§ TASK
Isolate every line in the data with the string "displays" and copy it.

§ PROVIDED INFORMATION
__________

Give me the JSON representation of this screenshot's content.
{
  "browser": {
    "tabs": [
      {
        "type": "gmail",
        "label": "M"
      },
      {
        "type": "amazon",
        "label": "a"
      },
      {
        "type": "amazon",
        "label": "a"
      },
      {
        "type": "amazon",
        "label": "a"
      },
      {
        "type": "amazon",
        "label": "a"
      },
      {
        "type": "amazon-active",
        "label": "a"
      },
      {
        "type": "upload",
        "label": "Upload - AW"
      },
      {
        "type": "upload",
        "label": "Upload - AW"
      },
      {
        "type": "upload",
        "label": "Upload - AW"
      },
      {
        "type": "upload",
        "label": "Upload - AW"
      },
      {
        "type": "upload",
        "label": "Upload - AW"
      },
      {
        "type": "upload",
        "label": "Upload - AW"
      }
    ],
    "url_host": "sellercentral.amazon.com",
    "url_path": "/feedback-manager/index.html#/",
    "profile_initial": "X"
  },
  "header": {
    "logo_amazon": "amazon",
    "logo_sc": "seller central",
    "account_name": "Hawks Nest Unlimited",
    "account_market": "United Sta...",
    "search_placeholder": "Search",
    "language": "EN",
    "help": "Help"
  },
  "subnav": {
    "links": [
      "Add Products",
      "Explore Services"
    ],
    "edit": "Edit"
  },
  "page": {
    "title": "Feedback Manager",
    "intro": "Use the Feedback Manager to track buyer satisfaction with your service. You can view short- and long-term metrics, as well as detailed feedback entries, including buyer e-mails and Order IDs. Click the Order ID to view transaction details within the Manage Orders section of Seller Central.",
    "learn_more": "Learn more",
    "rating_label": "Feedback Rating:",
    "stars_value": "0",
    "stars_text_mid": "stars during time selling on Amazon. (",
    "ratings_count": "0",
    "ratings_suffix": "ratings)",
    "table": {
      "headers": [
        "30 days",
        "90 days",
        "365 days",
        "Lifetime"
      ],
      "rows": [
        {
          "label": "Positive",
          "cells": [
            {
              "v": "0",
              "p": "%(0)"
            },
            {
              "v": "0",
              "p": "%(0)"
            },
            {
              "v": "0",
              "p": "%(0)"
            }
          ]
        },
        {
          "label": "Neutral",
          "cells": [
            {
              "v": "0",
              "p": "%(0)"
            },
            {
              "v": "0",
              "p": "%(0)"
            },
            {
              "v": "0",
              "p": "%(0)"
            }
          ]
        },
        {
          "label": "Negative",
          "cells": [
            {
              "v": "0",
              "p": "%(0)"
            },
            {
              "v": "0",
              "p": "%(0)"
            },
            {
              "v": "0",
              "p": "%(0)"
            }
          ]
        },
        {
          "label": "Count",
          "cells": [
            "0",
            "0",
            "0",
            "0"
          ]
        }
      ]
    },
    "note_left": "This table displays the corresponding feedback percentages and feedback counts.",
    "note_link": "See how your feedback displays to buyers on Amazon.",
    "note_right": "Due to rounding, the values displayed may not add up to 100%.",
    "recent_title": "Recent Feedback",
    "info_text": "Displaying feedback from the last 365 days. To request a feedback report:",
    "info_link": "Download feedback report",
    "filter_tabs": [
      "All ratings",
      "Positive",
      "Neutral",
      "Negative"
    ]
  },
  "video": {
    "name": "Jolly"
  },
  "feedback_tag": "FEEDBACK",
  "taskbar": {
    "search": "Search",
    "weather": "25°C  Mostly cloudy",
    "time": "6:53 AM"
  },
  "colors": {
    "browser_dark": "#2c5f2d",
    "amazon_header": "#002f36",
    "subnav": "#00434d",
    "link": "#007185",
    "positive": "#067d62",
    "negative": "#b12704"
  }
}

__________

§ EXERCISE RESPONSE
    "note_left": "This table displays the corresponding feedback percentages and feedback counts.",
    "note_link": "See how your feedback displays to buyers on Amazon.",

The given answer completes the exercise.